• ЗАДАНИЯ:
a – Ответьте на вопросы по отрывку о Николае Степановиче.
(i) За что Николай Степанович когда-то полюбил свою будущую жену?
(ii) Кого из близких он особо выделял?
(iii) Каким назван итог его размышлений?
b – Пожалуйста, перепечатайте из отрывка о Николае Степановиче фрагмент от «Действительно, на всех» до «их человеческое участие.» включительно.
c – Продолжите отрывок о Николае Степановиче сразу после его последнего предложения.
== ИСХОДНЫЙ ТЕКСТ ==
Действительно, на всех и на все он всегда смотрел с точки зрения своей профессии. И свою будущую жену он полюбил когда-то за сочувствие к наукам, которыми занимался. Он не помнит, как выросли его сын и дочь. Да и в своих коллегах он всегда видел только специалистов и не интересовался их человеческими заботами. Обделил он вниманием и свою приемную дочь Катю, которую он особо выделял, вероятно, еще и потому, что она всегда интересовалась его университетскими делами. Николай Степанович прошел мимо жизни, чего-то самого главного в ней не понял, не научился жить с людьми, понимать их радости и горести и чувствовать их человеческое участие.
Итог его размышлений печален. Он приходит к выводу, который перечеркивает его прошлое, его занятия наукой и все его принципиальные жизненные опоры и установки.
===
== НАБОР СТРОК ==
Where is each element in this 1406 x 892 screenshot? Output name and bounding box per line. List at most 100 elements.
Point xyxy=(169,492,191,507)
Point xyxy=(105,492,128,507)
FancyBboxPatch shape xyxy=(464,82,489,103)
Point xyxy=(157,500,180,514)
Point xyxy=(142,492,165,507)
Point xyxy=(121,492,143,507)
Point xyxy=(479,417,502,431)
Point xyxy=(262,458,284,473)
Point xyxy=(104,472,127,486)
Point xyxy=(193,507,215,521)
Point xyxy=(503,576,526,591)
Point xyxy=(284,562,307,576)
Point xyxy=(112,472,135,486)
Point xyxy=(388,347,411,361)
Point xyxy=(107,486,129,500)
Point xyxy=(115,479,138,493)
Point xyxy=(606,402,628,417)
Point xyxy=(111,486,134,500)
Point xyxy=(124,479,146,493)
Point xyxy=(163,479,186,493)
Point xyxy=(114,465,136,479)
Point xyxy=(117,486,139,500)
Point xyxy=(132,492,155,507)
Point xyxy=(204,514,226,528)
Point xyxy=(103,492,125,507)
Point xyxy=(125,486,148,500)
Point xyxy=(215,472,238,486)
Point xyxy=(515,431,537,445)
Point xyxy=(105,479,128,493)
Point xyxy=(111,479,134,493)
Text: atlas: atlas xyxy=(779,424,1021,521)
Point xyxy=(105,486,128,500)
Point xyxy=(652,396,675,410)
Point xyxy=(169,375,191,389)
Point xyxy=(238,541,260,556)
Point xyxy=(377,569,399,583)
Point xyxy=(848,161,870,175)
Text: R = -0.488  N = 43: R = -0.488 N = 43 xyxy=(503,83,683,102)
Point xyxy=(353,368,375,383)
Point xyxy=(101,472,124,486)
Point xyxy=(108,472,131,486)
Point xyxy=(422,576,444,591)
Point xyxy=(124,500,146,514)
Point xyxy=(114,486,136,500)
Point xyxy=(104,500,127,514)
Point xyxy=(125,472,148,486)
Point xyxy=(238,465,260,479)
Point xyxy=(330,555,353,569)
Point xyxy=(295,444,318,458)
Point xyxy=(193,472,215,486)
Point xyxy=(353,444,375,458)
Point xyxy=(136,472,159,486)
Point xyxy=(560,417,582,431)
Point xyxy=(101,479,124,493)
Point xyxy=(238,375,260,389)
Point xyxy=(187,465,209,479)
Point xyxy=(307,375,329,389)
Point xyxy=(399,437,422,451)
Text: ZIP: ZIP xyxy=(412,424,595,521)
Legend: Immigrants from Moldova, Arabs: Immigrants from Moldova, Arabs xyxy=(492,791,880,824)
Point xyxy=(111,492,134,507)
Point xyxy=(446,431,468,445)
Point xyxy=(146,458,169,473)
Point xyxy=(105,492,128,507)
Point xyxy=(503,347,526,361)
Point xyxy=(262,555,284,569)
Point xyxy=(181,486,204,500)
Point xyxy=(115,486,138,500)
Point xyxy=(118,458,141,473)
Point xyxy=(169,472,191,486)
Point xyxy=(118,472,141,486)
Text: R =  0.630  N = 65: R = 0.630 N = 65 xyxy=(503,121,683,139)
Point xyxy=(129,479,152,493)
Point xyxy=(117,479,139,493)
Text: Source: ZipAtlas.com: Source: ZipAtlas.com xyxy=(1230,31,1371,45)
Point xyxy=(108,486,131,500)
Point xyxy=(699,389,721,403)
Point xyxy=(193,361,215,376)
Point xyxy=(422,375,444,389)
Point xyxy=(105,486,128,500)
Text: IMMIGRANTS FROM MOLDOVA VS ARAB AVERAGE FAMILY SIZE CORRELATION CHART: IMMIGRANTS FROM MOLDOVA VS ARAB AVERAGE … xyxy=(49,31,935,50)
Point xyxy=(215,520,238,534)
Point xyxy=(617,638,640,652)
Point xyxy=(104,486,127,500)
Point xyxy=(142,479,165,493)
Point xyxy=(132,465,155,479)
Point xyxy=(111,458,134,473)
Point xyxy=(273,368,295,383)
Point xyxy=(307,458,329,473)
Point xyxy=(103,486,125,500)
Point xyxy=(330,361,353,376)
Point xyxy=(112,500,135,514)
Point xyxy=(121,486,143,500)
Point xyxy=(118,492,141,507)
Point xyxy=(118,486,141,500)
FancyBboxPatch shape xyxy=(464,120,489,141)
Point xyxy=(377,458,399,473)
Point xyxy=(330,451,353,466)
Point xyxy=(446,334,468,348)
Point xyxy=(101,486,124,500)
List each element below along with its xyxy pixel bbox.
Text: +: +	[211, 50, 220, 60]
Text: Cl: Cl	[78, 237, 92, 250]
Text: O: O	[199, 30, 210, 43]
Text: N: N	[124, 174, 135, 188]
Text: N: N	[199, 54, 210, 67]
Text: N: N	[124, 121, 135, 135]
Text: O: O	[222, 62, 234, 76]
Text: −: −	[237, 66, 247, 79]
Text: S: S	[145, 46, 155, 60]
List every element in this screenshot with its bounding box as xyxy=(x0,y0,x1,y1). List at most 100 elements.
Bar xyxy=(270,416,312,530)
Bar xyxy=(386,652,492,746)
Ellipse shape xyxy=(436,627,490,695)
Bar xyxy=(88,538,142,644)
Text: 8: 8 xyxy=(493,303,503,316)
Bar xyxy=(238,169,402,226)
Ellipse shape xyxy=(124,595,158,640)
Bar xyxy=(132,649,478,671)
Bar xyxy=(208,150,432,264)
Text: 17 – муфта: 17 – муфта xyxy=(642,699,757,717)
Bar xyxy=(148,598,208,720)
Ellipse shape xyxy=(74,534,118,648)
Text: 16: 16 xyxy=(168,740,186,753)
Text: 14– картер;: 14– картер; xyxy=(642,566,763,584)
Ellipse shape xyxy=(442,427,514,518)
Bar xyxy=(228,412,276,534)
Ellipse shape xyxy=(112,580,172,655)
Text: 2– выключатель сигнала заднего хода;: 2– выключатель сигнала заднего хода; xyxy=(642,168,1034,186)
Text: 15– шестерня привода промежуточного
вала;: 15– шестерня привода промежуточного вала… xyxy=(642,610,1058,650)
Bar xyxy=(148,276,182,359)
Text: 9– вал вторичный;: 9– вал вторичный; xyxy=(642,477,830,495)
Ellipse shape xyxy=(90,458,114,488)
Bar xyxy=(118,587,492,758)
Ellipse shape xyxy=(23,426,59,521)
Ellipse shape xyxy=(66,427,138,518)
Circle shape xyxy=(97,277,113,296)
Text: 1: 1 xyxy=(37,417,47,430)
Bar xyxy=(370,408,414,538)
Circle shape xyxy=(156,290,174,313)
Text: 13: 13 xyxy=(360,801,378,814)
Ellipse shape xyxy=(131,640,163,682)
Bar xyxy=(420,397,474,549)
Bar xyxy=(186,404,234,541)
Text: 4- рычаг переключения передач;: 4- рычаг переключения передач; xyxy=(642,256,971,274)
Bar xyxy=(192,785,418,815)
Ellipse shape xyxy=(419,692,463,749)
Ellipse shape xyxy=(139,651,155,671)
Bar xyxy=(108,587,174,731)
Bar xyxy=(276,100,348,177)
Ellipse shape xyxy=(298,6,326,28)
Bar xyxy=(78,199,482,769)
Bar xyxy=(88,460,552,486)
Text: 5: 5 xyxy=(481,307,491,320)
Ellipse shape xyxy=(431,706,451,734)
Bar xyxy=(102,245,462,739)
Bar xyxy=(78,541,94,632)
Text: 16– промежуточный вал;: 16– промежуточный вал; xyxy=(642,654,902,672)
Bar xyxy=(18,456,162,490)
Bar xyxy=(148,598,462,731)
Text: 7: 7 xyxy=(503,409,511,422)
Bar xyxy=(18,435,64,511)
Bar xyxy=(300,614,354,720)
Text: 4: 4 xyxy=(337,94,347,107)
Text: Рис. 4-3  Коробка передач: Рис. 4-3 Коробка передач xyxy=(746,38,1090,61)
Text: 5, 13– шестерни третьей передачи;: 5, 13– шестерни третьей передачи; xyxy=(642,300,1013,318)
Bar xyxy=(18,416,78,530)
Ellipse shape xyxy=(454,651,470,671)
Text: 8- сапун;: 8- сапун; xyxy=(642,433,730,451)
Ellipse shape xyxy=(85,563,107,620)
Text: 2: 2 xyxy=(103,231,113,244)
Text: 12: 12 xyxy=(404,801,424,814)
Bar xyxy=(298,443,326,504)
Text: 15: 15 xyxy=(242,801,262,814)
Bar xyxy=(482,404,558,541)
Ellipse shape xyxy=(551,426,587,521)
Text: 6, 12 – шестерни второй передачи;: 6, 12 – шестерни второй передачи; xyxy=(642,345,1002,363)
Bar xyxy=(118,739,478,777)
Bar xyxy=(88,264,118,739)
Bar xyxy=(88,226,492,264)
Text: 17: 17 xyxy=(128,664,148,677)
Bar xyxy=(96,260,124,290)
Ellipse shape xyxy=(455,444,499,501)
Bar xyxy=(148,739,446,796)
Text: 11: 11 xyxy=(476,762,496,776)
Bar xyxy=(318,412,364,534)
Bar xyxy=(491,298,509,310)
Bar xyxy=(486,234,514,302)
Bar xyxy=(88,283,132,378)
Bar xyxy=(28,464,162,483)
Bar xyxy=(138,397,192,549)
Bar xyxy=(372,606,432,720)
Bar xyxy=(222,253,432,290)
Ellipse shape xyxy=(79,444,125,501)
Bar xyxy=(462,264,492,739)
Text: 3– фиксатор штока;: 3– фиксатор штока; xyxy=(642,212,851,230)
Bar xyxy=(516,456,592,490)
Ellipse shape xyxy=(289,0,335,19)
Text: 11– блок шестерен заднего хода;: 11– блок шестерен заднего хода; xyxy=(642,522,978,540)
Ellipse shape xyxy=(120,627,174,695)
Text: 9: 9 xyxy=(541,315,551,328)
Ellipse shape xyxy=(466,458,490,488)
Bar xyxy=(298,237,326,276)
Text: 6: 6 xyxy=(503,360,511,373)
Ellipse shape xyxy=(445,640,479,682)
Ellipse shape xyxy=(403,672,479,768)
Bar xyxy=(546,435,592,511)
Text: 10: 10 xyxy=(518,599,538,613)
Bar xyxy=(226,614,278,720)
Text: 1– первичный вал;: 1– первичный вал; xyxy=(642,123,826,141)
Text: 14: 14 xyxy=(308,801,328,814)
===
• ОТВЕТЫ К ЗАДАНИЯМ:
a –
(i) За сочувствие к наукам, которыми он занимался.
(ii) Приемную дочь Катю.
(iii) Печальным.

b –
Действительно, на всех и на все он всегда смотрел с точки зрения своей профессии. И свою будущую жену он полюбил когда-то за сочувствие к наукам, которыми занимался. Он не помнит, как выросли его сын и дочь. Да и в своих коллегах он всегда видел только специалистов и не интересовался их человеческими заботами. Обделил он вниманием и свою приемную дочь Катю, которую он особо выделял, вероятно, еще и потому, что она всегда интересовалась его университетскими делами. Николай Степанович прошел мимо жизни, чего-то самого главного в ней не понял, не научился жить с людьми, понимать их радости и горести и чувствовать их человеческое участие.

c –
«…Для меня ясно, что в моих желаниях нет чего-то главного, чего-то очень важного.
В моем пристрастии к науке, в моем желании жить… нет чего-то общего, что связывало бы все это в одно целое. Каждое чувство и каждая мысль живут во мне особняком, и во всех моих суждениях о науке, театре, литературе, учениках и во всех картинках, которые рисует мое воображение, даже самый искусный аналитик не найдет того, что называется общей идеей, или Богом живого человека.
А коли нет этого, то, значит, нет и ничего» (228).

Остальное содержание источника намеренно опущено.